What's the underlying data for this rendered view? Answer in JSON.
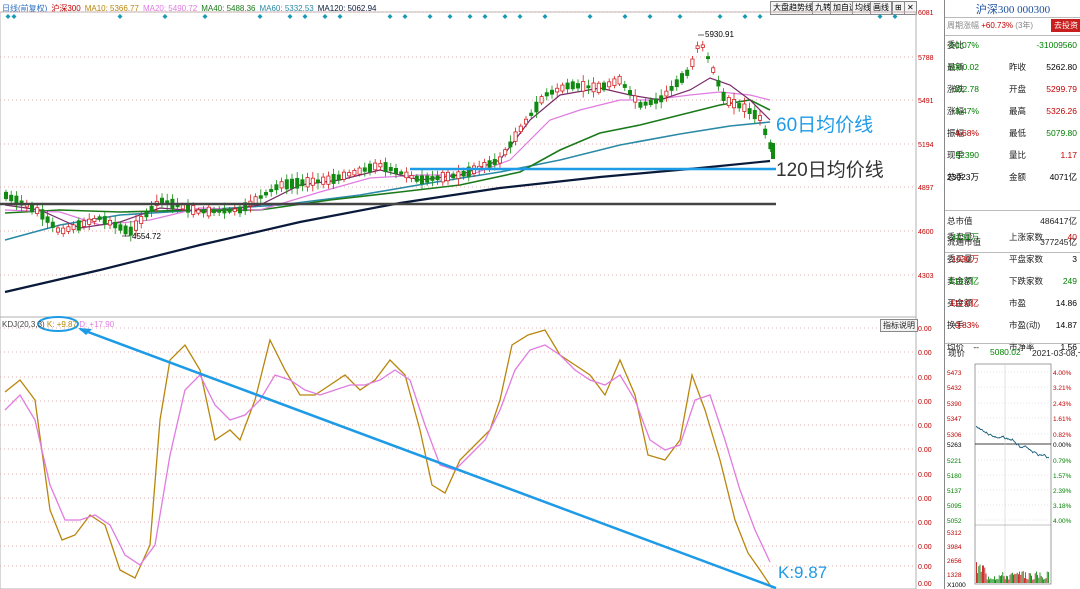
{
  "kline": {
    "period_label": "日线(前复权)",
    "index_name": "沪深300",
    "ma_legend": [
      {
        "label": "MA10: 5366.77",
        "color": "#b8860b"
      },
      {
        "label": "MA20: 5490.72",
        "color": "#e07be0"
      },
      {
        "label": "MA40: 5488.36",
        "color": "#1a7a1a"
      },
      {
        "label": "MA60: 5332.53",
        "color": "#2a8aa6"
      },
      {
        "label": "MA120: 5062.94",
        "color": "#0a1a3a"
      }
    ],
    "price_axis": [
      "6081",
      "5788",
      "5491",
      "5194",
      "4897",
      "4600",
      "4303"
    ],
    "high_label": "5930.91",
    "low_label": "4554.72",
    "annotation_60": "60日均价线",
    "annotation_120": "120日均价线"
  },
  "toolbar": {
    "buttons": [
      "大盘趋势线",
      "九转",
      "加自选",
      "均线",
      "画线"
    ],
    "expand_icon": "expand-icon",
    "close_icon": "close-icon"
  },
  "kdj": {
    "title": "KDJ(20,3,3)",
    "k_value": "K: +9.87",
    "d_value": "D: +17.90",
    "indicator_button": "指标说明",
    "axis_labels": [
      "0.00",
      "0.00",
      "0.00",
      "0.00",
      "0.00",
      "0.00",
      "0.00",
      "0.00",
      "0.00",
      "0.00",
      "0.00",
      "0.00"
    ],
    "annotation_k": "K:9.87"
  },
  "quote": {
    "title": "沪深300 000300",
    "period_stat_label": "周期涨幅",
    "period_stat_value": "+60.73%",
    "period_stat_suffix": "(3年)",
    "trade_button": "去投资",
    "rows": [
      [
        {
          "label": "委比",
          "value": "-60.07%",
          "color": "green"
        },
        {
          "label": "",
          "value": "-31009560",
          "color": "green"
        }
      ],
      [
        {
          "label": "最新",
          "value": "5080.02",
          "color": "green"
        },
        {
          "label": "昨收",
          "value": "5262.80",
          "color": "black"
        }
      ],
      [
        {
          "label": "涨跌",
          "value": "-182.78",
          "color": "green"
        },
        {
          "label": "开盘",
          "value": "5299.79",
          "color": "red"
        }
      ],
      [
        {
          "label": "涨幅",
          "value": "-3.47%",
          "color": "green"
        },
        {
          "label": "最高",
          "value": "5326.26",
          "color": "red"
        }
      ],
      [
        {
          "label": "振幅",
          "value": "4.68%",
          "color": "red"
        },
        {
          "label": "最低",
          "value": "5079.80",
          "color": "green"
        }
      ],
      [
        {
          "label": "现手",
          "value": "52390",
          "color": "green"
        },
        {
          "label": "量比",
          "value": "1.17",
          "color": "red"
        }
      ],
      [
        {
          "label": "总手",
          "value": "23023万",
          "color": "black"
        },
        {
          "label": "金额",
          "value": "4071亿",
          "color": "black"
        }
      ]
    ],
    "market_cap": [
      {
        "label": "总市值",
        "value": "486417亿"
      },
      {
        "label": "流通市值",
        "value": "377245亿"
      }
    ],
    "rows2": [
      [
        {
          "label": "委卖量",
          "value": "4131万",
          "color": "green"
        },
        {
          "label": "上涨家数",
          "value": "40",
          "color": "red"
        }
      ],
      [
        {
          "label": "委买量",
          "value": "1030万",
          "color": "red"
        },
        {
          "label": "平盘家数",
          "value": "3",
          "color": "black"
        }
      ],
      [
        {
          "label": "卖金额",
          "value": "513.7亿",
          "color": "green"
        },
        {
          "label": "下跌家数",
          "value": "249",
          "color": "green"
        }
      ],
      [
        {
          "label": "买金额",
          "value": "117.0亿",
          "color": "red"
        },
        {
          "label": "市盈",
          "value": "14.86",
          "color": "black"
        }
      ],
      [
        {
          "label": "换手",
          "value": "0.83%",
          "color": "red"
        },
        {
          "label": "市盈(动)",
          "value": "14.87",
          "color": "black"
        }
      ],
      [
        {
          "label": "均价",
          "value": "--",
          "color": "black"
        },
        {
          "label": "市净率",
          "value": "1.56",
          "color": "black"
        }
      ]
    ]
  },
  "intraday": {
    "label_now": "现价",
    "now_value": "5080.02",
    "date": "2021-03-08,一",
    "left_axis": [
      "5473",
      "5432",
      "5390",
      "5347",
      "5306",
      "5263",
      "5221",
      "5180",
      "5137",
      "5095",
      "5052"
    ],
    "right_axis": [
      "4.00%",
      "3.21%",
      "2.43%",
      "1.61%",
      "0.82%",
      "0.00%",
      "0.79%",
      "1.57%",
      "2.39%",
      "3.18%",
      "4.00%"
    ],
    "volume_axis": [
      "5312",
      "3984",
      "2656",
      "1328"
    ],
    "volume_unit": "X1000"
  }
}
-------------------------
DO THIS -
Repeat the preceding records precisely, and leave every picture out of the copy.

WORKED SOLUTION -
What's the underlying data for this rendered view? Answer in JSON.
{
  "kline": {
    "period_label": "日线(前复权)",
    "index_name": "沪深300",
    "ma_legend": [
      {
        "label": "MA10: 5366.77",
        "color": "#b8860b"
      },
      {
        "label": "MA20: 5490.72",
        "color": "#e07be0"
      },
      {
        "label": "MA40: 5488.36",
        "color": "#1a7a1a"
      },
      {
        "label": "MA60: 5332.53",
        "color": "#2a8aa6"
      },
      {
        "label": "MA120: 5062.94",
        "color": "#0a1a3a"
      }
    ],
    "price_axis": [
      "6081",
      "5788",
      "5491",
      "5194",
      "4897",
      "4600",
      "4303"
    ],
    "high_label": "5930.91",
    "low_label": "4554.72",
    "annotation_60": "60日均价线",
    "annotation_120": "120日均价线"
  },
  "toolbar": {
    "buttons": [
      "大盘趋势线",
      "九转",
      "加自选",
      "均线",
      "画线"
    ],
    "expand_icon": "expand-icon",
    "close_icon": "close-icon"
  },
  "kdj": {
    "title": "KDJ(20,3,3)",
    "k_value": "K: +9.87",
    "d_value": "D: +17.90",
    "indicator_button": "指标说明",
    "axis_labels": [
      "0.00",
      "0.00",
      "0.00",
      "0.00",
      "0.00",
      "0.00",
      "0.00",
      "0.00",
      "0.00",
      "0.00",
      "0.00",
      "0.00"
    ],
    "annotation_k": "K:9.87"
  },
  "quote": {
    "title": "沪深300 000300",
    "period_stat_label": "周期涨幅",
    "period_stat_value": "+60.73%",
    "period_stat_suffix": "(3年)",
    "trade_button": "去投资",
    "rows": [
      [
        {
          "label": "委比",
          "value": "-60.07%",
          "color": "green"
        },
        {
          "label": "",
          "value": "-31009560",
          "color": "green"
        }
      ],
      [
        {
          "label": "最新",
          "value": "5080.02",
          "color": "green"
        },
        {
          "label": "昨收",
          "value": "5262.80",
          "color": "black"
        }
      ],
      [
        {
          "label": "涨跌",
          "value": "-182.78",
          "color": "green"
        },
        {
          "label": "开盘",
          "value": "5299.79",
          "color": "red"
        }
      ],
      [
        {
          "label": "涨幅",
          "value": "-3.47%",
          "color": "green"
        },
        {
          "label": "最高",
          "value": "5326.26",
          "color": "red"
        }
      ],
      [
        {
          "label": "振幅",
          "value": "4.68%",
          "color": "red"
        },
        {
          "label": "最低",
          "value": "5079.80",
          "color": "green"
        }
      ],
      [
        {
          "label": "现手",
          "value": "52390",
          "color": "green"
        },
        {
          "label": "量比",
          "value": "1.17",
          "color": "red"
        }
      ],
      [
        {
          "label": "总手",
          "value": "23023万",
          "color": "black"
        },
        {
          "label": "金额",
          "value": "4071亿",
          "color": "black"
        }
      ]
    ],
    "market_cap": [
      {
        "label": "总市值",
        "value": "486417亿"
      },
      {
        "label": "流通市值",
        "value": "377245亿"
      }
    ],
    "rows2": [
      [
        {
          "label": "委卖量",
          "value": "4131万",
          "color": "green"
        },
        {
          "label": "上涨家数",
          "value": "40",
          "color": "red"
        }
      ],
      [
        {
          "label": "委买量",
          "value": "1030万",
          "color": "red"
        },
        {
          "label": "平盘家数",
          "value": "3",
          "color": "black"
        }
      ],
      [
        {
          "label": "卖金额",
          "value": "513.7亿",
          "color": "green"
        },
        {
          "label": "下跌家数",
          "value": "249",
          "color": "green"
        }
      ],
      [
        {
          "label": "买金额",
          "value": "117.0亿",
          "color": "red"
        },
        {
          "label": "市盈",
          "value": "14.86",
          "color": "black"
        }
      ],
      [
        {
          "label": "换手",
          "value": "0.83%",
          "color": "red"
        },
        {
          "label": "市盈(动)",
          "value": "14.87",
          "color": "black"
        }
      ],
      [
        {
          "label": "均价",
          "value": "--",
          "color": "black"
        },
        {
          "label": "市净率",
          "value": "1.56",
          "color": "black"
        }
      ]
    ]
  },
  "intraday": {
    "label_now": "现价",
    "now_value": "5080.02",
    "date": "2021-03-08,一",
    "left_axis": [
      "5473",
      "5432",
      "5390",
      "5347",
      "5306",
      "5263",
      "5221",
      "5180",
      "5137",
      "5095",
      "5052"
    ],
    "right_axis": [
      "4.00%",
      "3.21%",
      "2.43%",
      "1.61%",
      "0.82%",
      "0.00%",
      "0.79%",
      "1.57%",
      "2.39%",
      "3.18%",
      "4.00%"
    ],
    "volume_axis": [
      "5312",
      "3984",
      "2656",
      "1328"
    ],
    "volume_unit": "X1000"
  }
}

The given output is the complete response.